Written instruction - Where a line of the material contains the string "Leiterbemessungsstrom", copy that line.

[Figure dataset records]

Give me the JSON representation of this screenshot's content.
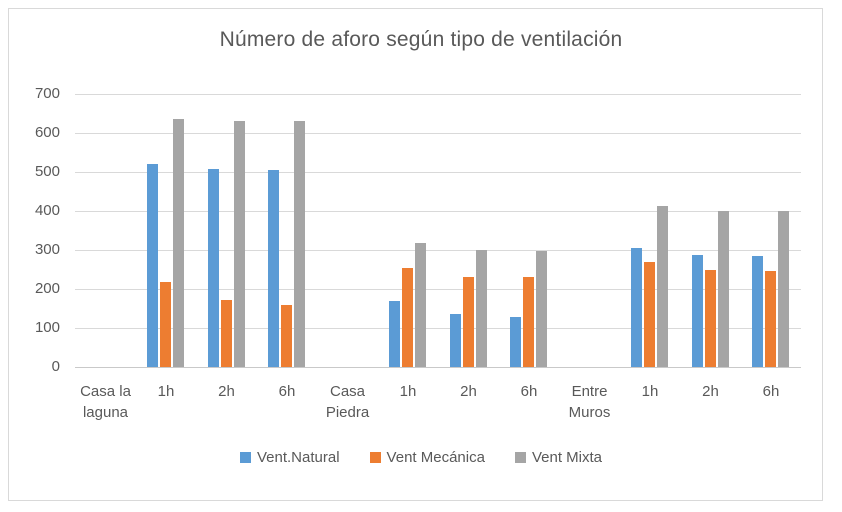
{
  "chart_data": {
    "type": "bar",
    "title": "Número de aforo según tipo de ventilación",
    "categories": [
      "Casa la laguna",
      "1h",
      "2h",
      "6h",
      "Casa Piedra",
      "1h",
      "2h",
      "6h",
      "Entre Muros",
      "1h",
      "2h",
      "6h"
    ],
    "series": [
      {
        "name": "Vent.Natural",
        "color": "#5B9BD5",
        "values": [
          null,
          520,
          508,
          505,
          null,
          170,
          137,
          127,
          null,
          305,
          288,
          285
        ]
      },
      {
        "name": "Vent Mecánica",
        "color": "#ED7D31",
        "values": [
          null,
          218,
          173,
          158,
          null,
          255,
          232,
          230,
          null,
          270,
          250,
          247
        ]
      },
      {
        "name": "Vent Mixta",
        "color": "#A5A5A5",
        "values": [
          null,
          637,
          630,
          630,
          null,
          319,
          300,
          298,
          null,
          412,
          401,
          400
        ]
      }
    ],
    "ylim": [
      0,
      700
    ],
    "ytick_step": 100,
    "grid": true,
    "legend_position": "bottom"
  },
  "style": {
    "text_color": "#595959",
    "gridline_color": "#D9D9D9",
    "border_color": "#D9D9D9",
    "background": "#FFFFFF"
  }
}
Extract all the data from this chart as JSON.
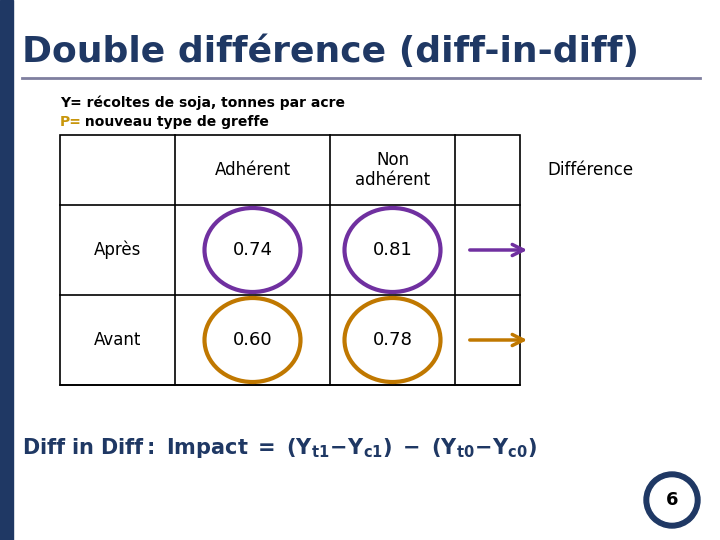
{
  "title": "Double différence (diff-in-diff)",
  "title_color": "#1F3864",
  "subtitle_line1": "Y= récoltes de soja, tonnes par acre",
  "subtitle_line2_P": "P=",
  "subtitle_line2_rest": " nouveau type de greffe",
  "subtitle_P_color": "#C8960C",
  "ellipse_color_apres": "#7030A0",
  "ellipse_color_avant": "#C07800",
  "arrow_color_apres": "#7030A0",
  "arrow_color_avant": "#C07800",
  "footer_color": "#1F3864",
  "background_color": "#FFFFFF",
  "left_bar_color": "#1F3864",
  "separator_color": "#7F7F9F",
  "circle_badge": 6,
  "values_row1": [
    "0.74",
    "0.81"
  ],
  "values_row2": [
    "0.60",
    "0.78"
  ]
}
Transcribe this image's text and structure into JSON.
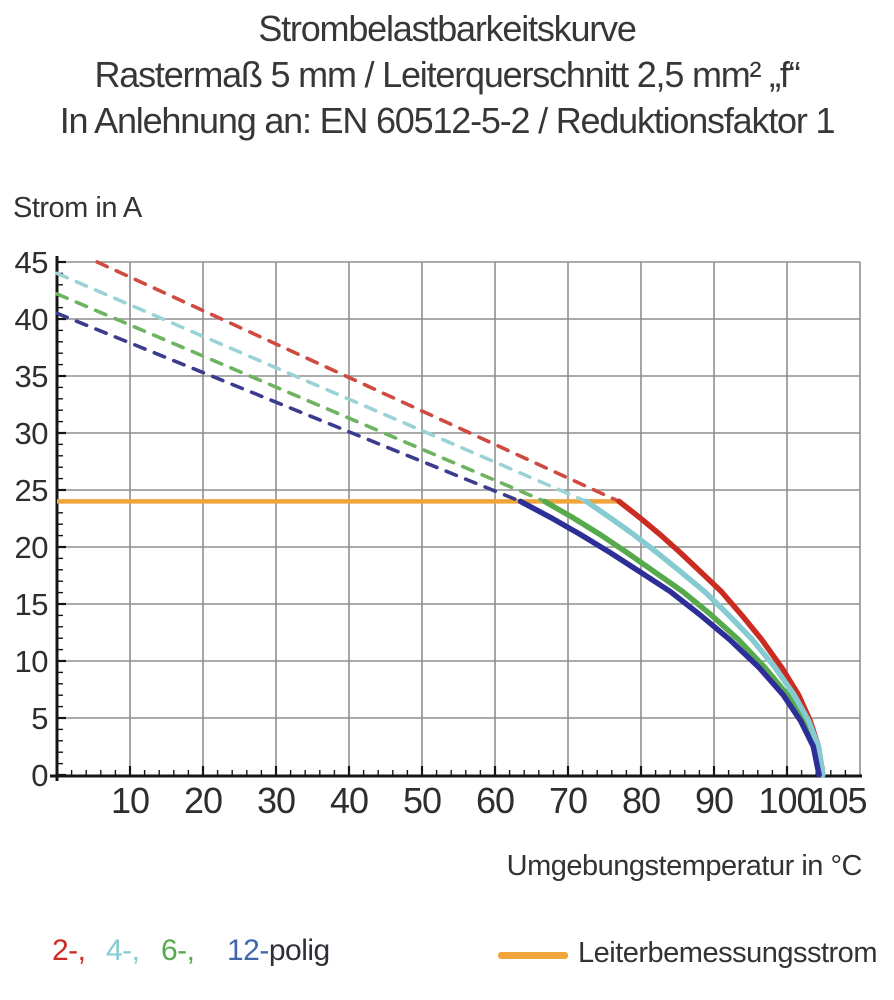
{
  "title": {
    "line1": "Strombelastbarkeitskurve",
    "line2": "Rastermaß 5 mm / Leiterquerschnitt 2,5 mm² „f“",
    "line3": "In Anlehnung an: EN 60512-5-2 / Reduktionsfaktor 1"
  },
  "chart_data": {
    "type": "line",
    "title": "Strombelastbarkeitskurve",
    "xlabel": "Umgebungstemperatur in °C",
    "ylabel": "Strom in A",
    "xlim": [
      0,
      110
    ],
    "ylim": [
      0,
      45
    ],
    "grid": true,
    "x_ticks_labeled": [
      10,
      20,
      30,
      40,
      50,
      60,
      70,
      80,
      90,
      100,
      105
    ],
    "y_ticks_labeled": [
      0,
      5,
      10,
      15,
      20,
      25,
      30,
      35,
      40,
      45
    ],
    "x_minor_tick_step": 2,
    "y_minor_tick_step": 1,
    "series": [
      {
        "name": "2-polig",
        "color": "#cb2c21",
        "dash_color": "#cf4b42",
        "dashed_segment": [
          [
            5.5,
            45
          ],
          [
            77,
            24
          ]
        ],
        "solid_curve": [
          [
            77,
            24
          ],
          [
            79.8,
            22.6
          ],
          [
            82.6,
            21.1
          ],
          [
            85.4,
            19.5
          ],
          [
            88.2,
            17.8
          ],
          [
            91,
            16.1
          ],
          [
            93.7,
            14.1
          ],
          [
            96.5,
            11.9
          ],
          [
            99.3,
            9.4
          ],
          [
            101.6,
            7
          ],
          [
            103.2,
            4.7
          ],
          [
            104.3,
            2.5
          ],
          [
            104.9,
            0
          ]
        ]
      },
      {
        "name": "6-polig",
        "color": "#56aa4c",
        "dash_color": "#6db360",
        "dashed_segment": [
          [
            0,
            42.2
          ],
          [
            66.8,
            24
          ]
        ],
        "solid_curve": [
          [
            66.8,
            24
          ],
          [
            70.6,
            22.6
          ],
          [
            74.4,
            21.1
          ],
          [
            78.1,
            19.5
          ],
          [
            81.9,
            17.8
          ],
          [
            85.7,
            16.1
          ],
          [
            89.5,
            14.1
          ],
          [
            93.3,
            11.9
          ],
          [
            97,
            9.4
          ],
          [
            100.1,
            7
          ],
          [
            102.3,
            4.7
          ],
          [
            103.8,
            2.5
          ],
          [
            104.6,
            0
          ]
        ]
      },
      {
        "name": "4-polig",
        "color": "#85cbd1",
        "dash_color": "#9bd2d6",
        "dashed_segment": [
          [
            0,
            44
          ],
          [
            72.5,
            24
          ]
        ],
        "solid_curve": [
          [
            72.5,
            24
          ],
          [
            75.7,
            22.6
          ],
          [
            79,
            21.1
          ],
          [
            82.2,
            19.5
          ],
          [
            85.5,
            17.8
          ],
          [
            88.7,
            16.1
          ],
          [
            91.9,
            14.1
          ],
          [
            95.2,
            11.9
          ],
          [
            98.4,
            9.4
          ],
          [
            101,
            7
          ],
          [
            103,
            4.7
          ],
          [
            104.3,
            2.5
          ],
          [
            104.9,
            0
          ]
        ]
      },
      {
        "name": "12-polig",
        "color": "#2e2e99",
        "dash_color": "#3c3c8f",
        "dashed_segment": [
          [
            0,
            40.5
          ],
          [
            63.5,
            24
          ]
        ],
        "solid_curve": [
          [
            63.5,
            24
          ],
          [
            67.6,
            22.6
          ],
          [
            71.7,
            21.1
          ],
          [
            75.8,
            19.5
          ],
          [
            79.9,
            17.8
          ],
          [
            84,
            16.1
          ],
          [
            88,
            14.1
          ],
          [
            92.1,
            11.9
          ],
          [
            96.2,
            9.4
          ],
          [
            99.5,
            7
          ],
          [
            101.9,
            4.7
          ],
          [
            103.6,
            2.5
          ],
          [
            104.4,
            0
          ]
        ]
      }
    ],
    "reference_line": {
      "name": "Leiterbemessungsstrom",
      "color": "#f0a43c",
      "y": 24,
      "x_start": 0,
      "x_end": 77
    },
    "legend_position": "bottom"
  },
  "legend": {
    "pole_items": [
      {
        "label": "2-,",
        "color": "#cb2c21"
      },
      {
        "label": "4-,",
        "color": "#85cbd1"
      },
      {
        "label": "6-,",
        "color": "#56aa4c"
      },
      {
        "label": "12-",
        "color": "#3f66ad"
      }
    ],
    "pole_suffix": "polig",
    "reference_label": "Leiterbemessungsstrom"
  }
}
* * *
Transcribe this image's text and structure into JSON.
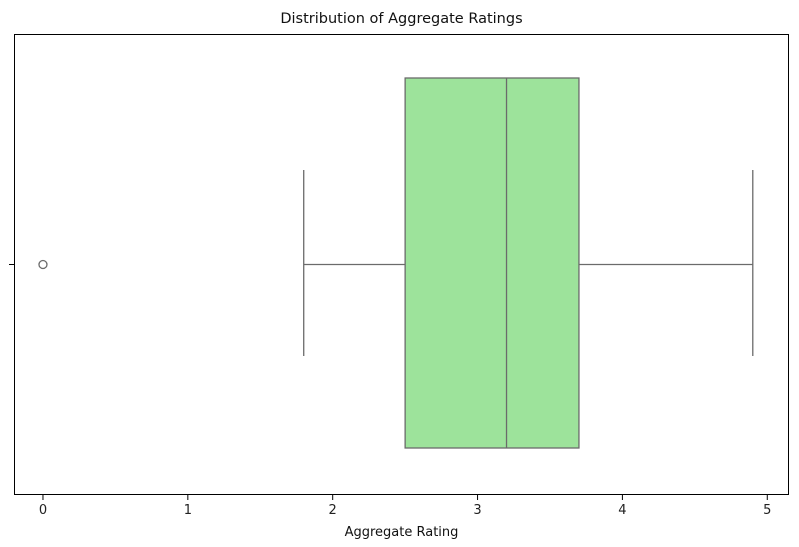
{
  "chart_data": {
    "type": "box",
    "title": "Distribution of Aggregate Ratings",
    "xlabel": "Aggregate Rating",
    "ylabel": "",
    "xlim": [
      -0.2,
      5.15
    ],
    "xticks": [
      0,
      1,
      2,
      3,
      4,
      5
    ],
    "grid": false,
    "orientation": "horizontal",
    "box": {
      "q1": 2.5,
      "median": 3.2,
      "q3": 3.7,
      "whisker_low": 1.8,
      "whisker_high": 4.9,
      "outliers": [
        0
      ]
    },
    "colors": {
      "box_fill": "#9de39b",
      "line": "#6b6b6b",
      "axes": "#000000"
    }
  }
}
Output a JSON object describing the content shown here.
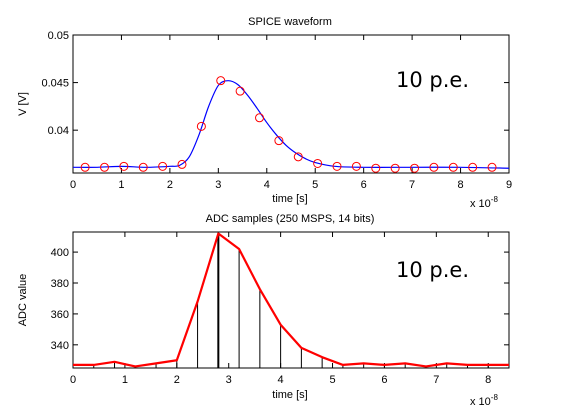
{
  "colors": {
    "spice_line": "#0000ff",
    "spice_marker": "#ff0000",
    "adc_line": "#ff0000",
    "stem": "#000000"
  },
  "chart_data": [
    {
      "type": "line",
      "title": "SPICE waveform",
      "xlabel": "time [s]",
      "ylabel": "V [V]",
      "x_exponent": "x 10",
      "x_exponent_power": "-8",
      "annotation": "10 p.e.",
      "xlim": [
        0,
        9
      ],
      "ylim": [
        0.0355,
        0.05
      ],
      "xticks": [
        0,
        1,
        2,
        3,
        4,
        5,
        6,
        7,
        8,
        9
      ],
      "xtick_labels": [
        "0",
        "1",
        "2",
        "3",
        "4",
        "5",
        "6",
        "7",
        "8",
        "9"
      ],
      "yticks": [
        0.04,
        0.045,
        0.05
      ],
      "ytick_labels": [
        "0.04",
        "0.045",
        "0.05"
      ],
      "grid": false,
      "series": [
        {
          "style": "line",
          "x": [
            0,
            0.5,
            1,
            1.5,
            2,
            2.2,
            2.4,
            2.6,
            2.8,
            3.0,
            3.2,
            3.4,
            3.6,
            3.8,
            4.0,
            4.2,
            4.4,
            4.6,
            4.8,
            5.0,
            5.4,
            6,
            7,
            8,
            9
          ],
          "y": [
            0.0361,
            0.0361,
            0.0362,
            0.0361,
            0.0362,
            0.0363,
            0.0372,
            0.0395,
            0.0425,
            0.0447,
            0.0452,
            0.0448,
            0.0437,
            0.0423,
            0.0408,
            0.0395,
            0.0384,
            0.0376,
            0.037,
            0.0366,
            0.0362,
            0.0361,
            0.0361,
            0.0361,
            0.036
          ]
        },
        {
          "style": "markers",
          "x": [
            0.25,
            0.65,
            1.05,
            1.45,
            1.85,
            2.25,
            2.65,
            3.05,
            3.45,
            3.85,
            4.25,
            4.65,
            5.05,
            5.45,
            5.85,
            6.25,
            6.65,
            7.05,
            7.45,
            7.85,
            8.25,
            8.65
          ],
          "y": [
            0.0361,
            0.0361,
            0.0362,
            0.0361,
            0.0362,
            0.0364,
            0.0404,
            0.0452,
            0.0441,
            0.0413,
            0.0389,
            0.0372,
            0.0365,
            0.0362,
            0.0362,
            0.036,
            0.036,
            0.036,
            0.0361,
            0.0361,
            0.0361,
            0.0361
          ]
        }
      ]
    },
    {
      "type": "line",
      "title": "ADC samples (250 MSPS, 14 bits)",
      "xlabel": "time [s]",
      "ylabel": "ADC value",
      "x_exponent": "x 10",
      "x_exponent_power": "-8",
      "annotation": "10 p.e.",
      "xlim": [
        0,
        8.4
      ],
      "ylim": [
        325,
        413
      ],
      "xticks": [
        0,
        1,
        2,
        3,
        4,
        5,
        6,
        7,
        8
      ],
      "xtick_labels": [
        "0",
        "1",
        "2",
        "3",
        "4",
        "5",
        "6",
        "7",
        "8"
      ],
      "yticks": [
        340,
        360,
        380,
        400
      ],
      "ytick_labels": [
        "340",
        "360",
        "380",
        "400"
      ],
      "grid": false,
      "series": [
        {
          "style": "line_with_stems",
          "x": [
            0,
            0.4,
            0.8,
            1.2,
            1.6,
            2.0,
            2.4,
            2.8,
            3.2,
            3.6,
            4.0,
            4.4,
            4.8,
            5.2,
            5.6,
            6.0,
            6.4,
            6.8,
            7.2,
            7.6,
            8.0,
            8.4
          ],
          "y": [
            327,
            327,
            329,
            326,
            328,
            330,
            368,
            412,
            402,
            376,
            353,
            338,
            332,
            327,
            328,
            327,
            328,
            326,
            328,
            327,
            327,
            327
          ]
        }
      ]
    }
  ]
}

Full solution -
      "name": "Leiterbemessungsstrom",
    "reference_label": "Leiterbemessungsstrom"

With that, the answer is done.